──────── Available records

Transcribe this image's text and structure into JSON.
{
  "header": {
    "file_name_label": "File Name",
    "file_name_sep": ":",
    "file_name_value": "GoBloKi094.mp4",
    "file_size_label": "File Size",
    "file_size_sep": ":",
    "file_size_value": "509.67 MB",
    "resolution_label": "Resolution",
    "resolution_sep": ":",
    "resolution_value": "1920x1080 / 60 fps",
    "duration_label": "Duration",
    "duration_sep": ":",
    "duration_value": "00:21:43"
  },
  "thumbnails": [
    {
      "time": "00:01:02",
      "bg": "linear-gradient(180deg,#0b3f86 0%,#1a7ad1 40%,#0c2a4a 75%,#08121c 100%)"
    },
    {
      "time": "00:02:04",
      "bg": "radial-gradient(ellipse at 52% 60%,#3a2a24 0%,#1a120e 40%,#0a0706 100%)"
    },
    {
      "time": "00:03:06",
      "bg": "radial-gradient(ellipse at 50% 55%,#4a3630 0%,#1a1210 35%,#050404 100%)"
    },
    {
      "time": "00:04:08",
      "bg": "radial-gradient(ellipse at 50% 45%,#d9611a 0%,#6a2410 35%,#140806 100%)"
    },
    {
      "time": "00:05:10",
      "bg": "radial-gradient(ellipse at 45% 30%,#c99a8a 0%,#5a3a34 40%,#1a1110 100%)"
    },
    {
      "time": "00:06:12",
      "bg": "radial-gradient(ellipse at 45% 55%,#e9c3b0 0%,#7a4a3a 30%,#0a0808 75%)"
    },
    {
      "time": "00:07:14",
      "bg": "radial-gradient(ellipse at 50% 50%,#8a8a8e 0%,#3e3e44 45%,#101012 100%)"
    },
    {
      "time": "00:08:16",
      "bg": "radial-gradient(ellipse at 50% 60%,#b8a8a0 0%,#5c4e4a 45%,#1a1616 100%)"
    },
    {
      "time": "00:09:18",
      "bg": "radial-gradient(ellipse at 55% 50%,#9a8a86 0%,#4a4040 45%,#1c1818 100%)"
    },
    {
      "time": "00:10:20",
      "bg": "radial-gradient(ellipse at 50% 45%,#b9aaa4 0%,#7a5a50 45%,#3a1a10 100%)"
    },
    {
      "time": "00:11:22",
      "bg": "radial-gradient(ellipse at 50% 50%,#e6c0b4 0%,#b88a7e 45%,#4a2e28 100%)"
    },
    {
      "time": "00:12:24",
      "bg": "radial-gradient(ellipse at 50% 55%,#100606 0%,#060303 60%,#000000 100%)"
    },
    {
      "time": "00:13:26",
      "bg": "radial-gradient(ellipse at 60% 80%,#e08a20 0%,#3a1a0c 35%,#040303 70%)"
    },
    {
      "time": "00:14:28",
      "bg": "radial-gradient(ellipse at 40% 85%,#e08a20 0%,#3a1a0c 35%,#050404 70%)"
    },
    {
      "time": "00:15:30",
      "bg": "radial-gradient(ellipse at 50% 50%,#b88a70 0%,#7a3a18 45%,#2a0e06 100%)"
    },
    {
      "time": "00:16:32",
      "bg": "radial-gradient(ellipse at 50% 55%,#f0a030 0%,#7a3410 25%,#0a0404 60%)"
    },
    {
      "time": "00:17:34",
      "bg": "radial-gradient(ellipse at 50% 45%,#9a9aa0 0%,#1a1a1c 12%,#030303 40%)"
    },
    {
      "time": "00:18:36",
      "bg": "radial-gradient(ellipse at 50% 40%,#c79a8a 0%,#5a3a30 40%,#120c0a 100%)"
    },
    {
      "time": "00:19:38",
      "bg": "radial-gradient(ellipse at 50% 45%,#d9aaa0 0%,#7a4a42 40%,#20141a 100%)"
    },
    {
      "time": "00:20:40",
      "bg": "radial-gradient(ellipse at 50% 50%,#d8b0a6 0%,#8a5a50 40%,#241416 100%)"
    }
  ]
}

────────────────

Produce an exact copy of the whole listing.

Transcribe this image's text and structure into JSON.
{
  "header": {
    "file_name_label": "File Name",
    "file_name_sep": ":",
    "file_name_value": "GoBloKi094.mp4",
    "file_size_label": "File Size",
    "file_size_sep": ":",
    "file_size_value": "509.67 MB",
    "resolution_label": "Resolution",
    "resolution_sep": ":",
    "resolution_value": "1920x1080 / 60 fps",
    "duration_label": "Duration",
    "duration_sep": ":",
    "duration_value": "00:21:43"
  },
  "thumbnails": [
    {
      "time": "00:01:02",
      "bg": "linear-gradient(180deg,#0b3f86 0%,#1a7ad1 40%,#0c2a4a 75%,#08121c 100%)"
    },
    {
      "time": "00:02:04",
      "bg": "radial-gradient(ellipse at 52% 60%,#3a2a24 0%,#1a120e 40%,#0a0706 100%)"
    },
    {
      "time": "00:03:06",
      "bg": "radial-gradient(ellipse at 50% 55%,#4a3630 0%,#1a1210 35%,#050404 100%)"
    },
    {
      "time": "00:04:08",
      "bg": "radial-gradient(ellipse at 50% 45%,#d9611a 0%,#6a2410 35%,#140806 100%)"
    },
    {
      "time": "00:05:10",
      "bg": "radial-gradient(ellipse at 45% 30%,#c99a8a 0%,#5a3a34 40%,#1a1110 100%)"
    },
    {
      "time": "00:06:12",
      "bg": "radial-gradient(ellipse at 45% 55%,#e9c3b0 0%,#7a4a3a 30%,#0a0808 75%)"
    },
    {
      "time": "00:07:14",
      "bg": "radial-gradient(ellipse at 50% 50%,#8a8a8e 0%,#3e3e44 45%,#101012 100%)"
    },
    {
      "time": "00:08:16",
      "bg": "radial-gradient(ellipse at 50% 60%,#b8a8a0 0%,#5c4e4a 45%,#1a1616 100%)"
    },
    {
      "time": "00:09:18",
      "bg": "radial-gradient(ellipse at 55% 50%,#9a8a86 0%,#4a4040 45%,#1c1818 100%)"
    },
    {
      "time": "00:10:20",
      "bg": "radial-gradient(ellipse at 50% 45%,#b9aaa4 0%,#7a5a50 45%,#3a1a10 100%)"
    },
    {
      "time": "00:11:22",
      "bg": "radial-gradient(ellipse at 50% 50%,#e6c0b4 0%,#b88a7e 45%,#4a2e28 100%)"
    },
    {
      "time": "00:12:24",
      "bg": "radial-gradient(ellipse at 50% 55%,#100606 0%,#060303 60%,#000000 100%)"
    },
    {
      "time": "00:13:26",
      "bg": "radial-gradient(ellipse at 60% 80%,#e08a20 0%,#3a1a0c 35%,#040303 70%)"
    },
    {
      "time": "00:14:28",
      "bg": "radial-gradient(ellipse at 40% 85%,#e08a20 0%,#3a1a0c 35%,#050404 70%)"
    },
    {
      "time": "00:15:30",
      "bg": "radial-gradient(ellipse at 50% 50%,#b88a70 0%,#7a3a18 45%,#2a0e06 100%)"
    },
    {
      "time": "00:16:32",
      "bg": "radial-gradient(ellipse at 50% 55%,#f0a030 0%,#7a3410 25%,#0a0404 60%)"
    },
    {
      "time": "00:17:34",
      "bg": "radial-gradient(ellipse at 50% 45%,#9a9aa0 0%,#1a1a1c 12%,#030303 40%)"
    },
    {
      "time": "00:18:36",
      "bg": "radial-gradient(ellipse at 50% 40%,#c79a8a 0%,#5a3a30 40%,#120c0a 100%)"
    },
    {
      "time": "00:19:38",
      "bg": "radial-gradient(ellipse at 50% 45%,#d9aaa0 0%,#7a4a42 40%,#20141a 100%)"
    },
    {
      "time": "00:20:40",
      "bg": "radial-gradient(ellipse at 50% 50%,#d8b0a6 0%,#8a5a50 40%,#241416 100%)"
    }
  ]
}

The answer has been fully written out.